### Written exercise
Exactly as written, quote every line that follows, skipping the images.

### Supplied records
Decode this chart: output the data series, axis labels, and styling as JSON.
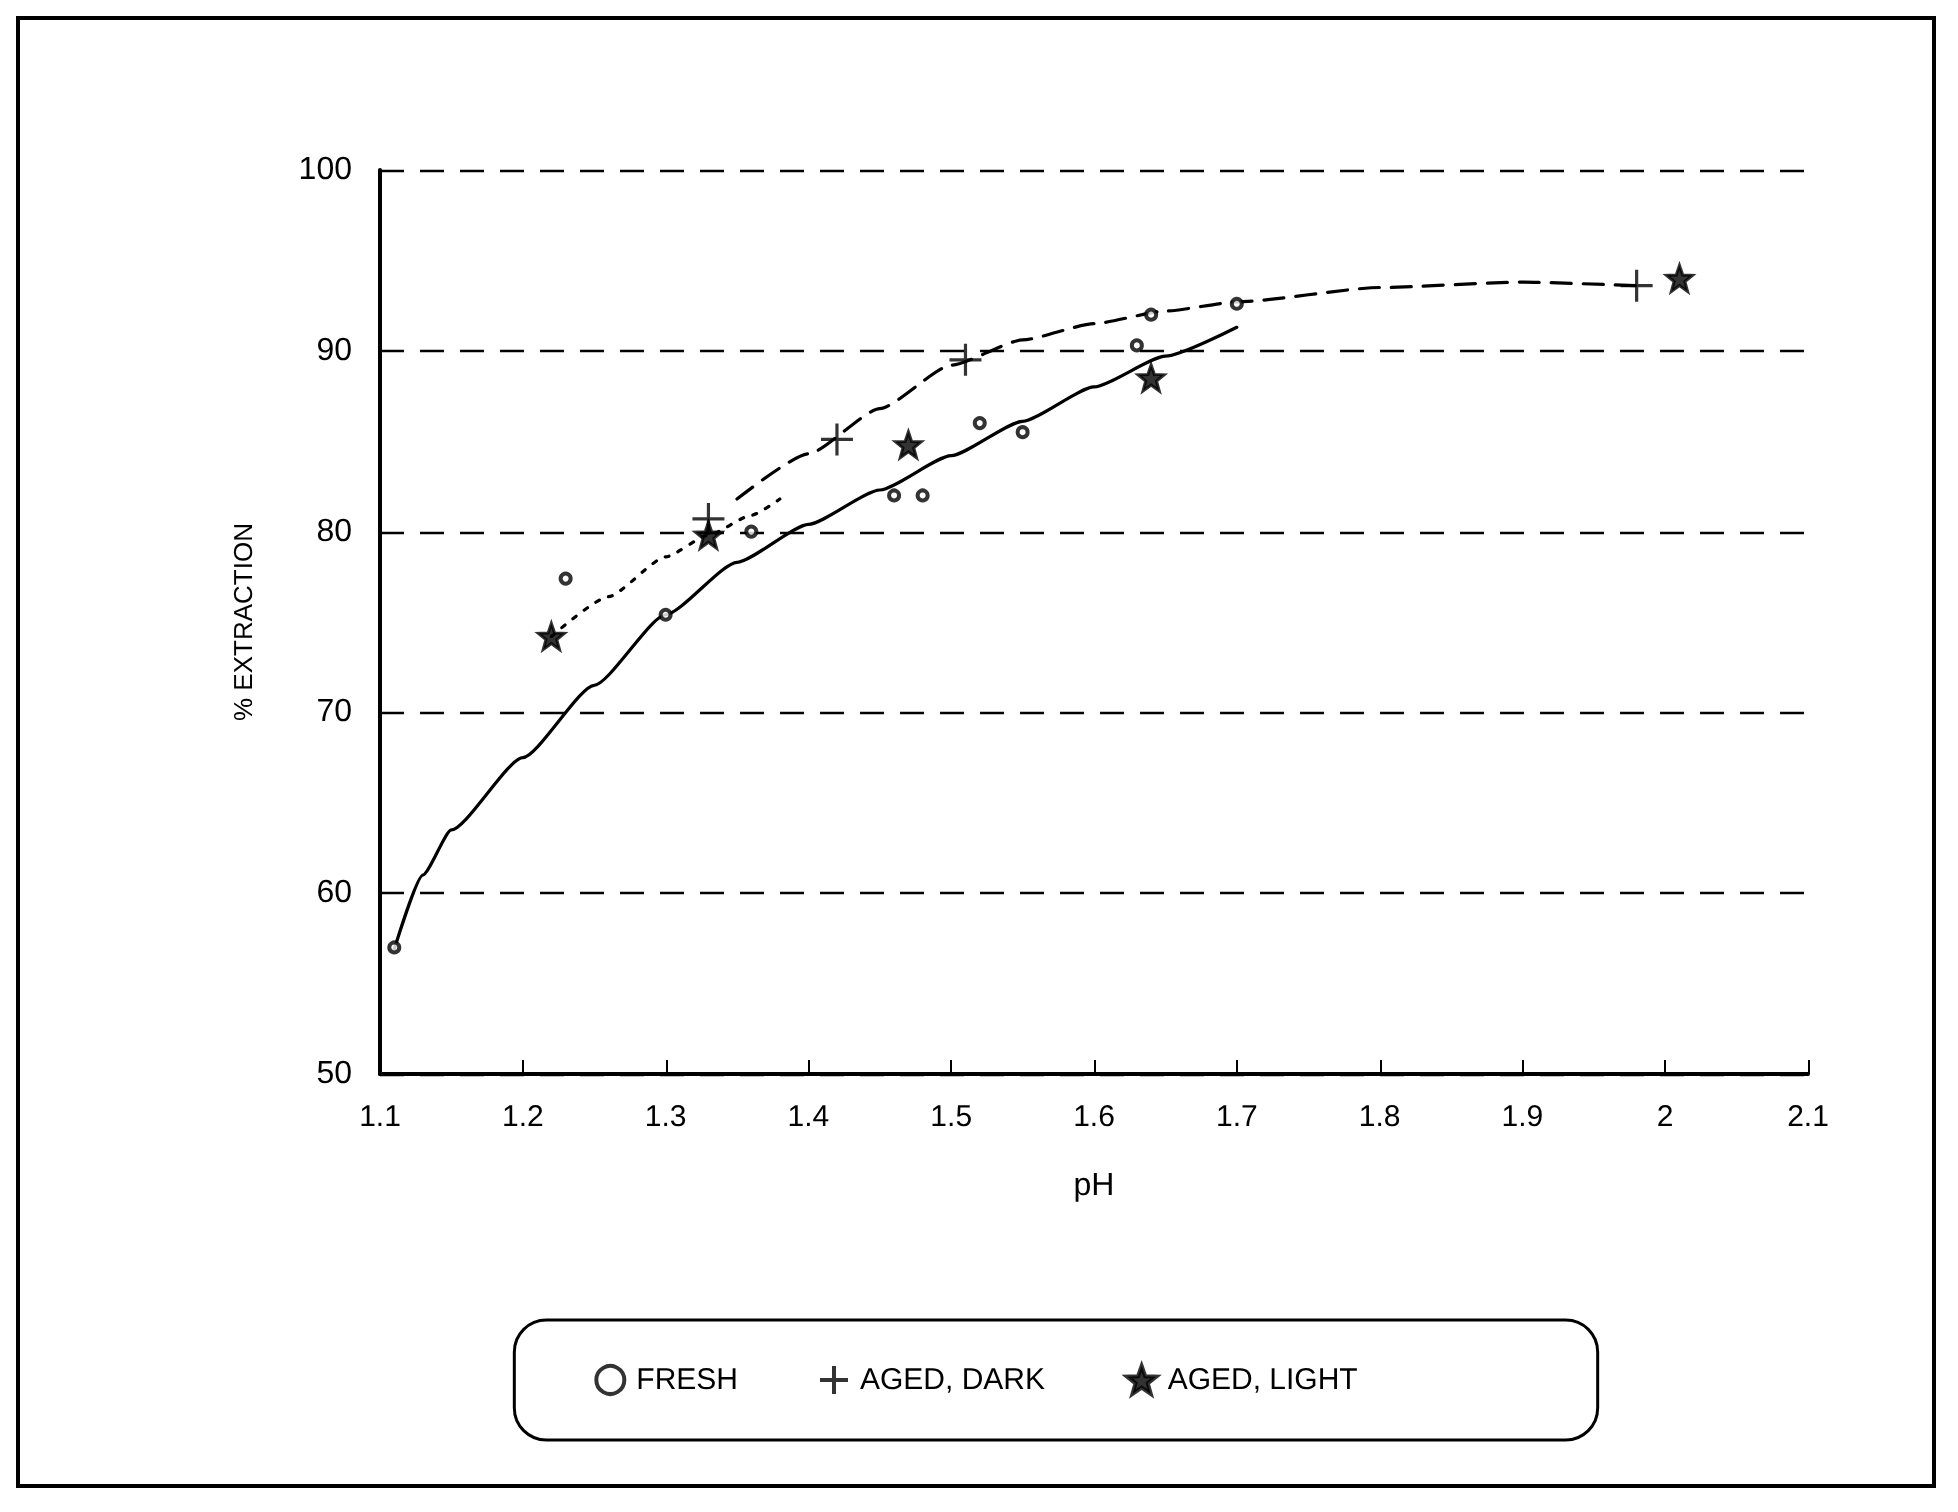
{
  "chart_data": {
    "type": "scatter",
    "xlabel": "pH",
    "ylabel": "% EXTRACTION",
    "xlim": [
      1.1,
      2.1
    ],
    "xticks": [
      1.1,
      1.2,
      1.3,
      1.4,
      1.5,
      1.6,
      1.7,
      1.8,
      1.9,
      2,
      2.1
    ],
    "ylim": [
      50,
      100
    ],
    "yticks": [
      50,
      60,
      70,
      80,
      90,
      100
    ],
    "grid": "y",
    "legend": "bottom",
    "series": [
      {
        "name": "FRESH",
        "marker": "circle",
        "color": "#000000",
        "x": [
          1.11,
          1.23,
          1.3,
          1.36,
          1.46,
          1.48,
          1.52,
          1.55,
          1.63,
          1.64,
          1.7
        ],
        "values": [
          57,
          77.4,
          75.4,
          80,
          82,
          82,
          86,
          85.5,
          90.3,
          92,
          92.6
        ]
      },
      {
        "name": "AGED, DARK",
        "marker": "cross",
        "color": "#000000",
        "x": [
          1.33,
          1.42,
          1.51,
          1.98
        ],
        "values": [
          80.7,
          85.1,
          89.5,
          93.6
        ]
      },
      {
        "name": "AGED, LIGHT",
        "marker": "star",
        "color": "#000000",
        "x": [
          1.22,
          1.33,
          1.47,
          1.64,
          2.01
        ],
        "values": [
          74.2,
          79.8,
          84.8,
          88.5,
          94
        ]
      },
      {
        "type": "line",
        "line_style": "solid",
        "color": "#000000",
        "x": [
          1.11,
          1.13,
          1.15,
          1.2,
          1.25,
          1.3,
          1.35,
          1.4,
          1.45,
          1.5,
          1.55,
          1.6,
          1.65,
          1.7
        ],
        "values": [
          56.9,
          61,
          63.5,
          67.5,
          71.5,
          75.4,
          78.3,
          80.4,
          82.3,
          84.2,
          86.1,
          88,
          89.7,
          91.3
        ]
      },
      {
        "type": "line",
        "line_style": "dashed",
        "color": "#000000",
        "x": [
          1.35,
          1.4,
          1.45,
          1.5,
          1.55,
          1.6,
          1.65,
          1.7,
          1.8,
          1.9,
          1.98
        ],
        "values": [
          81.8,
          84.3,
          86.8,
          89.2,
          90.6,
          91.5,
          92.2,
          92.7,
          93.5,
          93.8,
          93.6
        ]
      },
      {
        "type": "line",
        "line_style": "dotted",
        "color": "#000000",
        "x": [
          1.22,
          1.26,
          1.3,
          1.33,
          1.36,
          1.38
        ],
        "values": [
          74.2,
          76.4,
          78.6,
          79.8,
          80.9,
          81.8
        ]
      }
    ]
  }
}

### Result below
Decode this chart: output the data series, axis labels, and styling as JSON.
{
  "chart_data": {
    "type": "scatter",
    "xlabel": "pH",
    "ylabel": "% EXTRACTION",
    "xlim": [
      1.1,
      2.1
    ],
    "xticks": [
      1.1,
      1.2,
      1.3,
      1.4,
      1.5,
      1.6,
      1.7,
      1.8,
      1.9,
      2,
      2.1
    ],
    "ylim": [
      50,
      100
    ],
    "yticks": [
      50,
      60,
      70,
      80,
      90,
      100
    ],
    "grid": "y",
    "legend": "bottom",
    "series": [
      {
        "name": "FRESH",
        "marker": "circle",
        "color": "#000000",
        "x": [
          1.11,
          1.23,
          1.3,
          1.36,
          1.46,
          1.48,
          1.52,
          1.55,
          1.63,
          1.64,
          1.7
        ],
        "values": [
          57,
          77.4,
          75.4,
          80,
          82,
          82,
          86,
          85.5,
          90.3,
          92,
          92.6
        ]
      },
      {
        "name": "AGED, DARK",
        "marker": "cross",
        "color": "#000000",
        "x": [
          1.33,
          1.42,
          1.51,
          1.98
        ],
        "values": [
          80.7,
          85.1,
          89.5,
          93.6
        ]
      },
      {
        "name": "AGED, LIGHT",
        "marker": "star",
        "color": "#000000",
        "x": [
          1.22,
          1.33,
          1.47,
          1.64,
          2.01
        ],
        "values": [
          74.2,
          79.8,
          84.8,
          88.5,
          94
        ]
      },
      {
        "type": "line",
        "line_style": "solid",
        "color": "#000000",
        "x": [
          1.11,
          1.13,
          1.15,
          1.2,
          1.25,
          1.3,
          1.35,
          1.4,
          1.45,
          1.5,
          1.55,
          1.6,
          1.65,
          1.7
        ],
        "values": [
          56.9,
          61,
          63.5,
          67.5,
          71.5,
          75.4,
          78.3,
          80.4,
          82.3,
          84.2,
          86.1,
          88,
          89.7,
          91.3
        ]
      },
      {
        "type": "line",
        "line_style": "dashed",
        "color": "#000000",
        "x": [
          1.35,
          1.4,
          1.45,
          1.5,
          1.55,
          1.6,
          1.65,
          1.7,
          1.8,
          1.9,
          1.98
        ],
        "values": [
          81.8,
          84.3,
          86.8,
          89.2,
          90.6,
          91.5,
          92.2,
          92.7,
          93.5,
          93.8,
          93.6
        ]
      },
      {
        "type": "line",
        "line_style": "dotted",
        "color": "#000000",
        "x": [
          1.22,
          1.26,
          1.3,
          1.33,
          1.36,
          1.38
        ],
        "values": [
          74.2,
          76.4,
          78.6,
          79.8,
          80.9,
          81.8
        ]
      }
    ]
  }
}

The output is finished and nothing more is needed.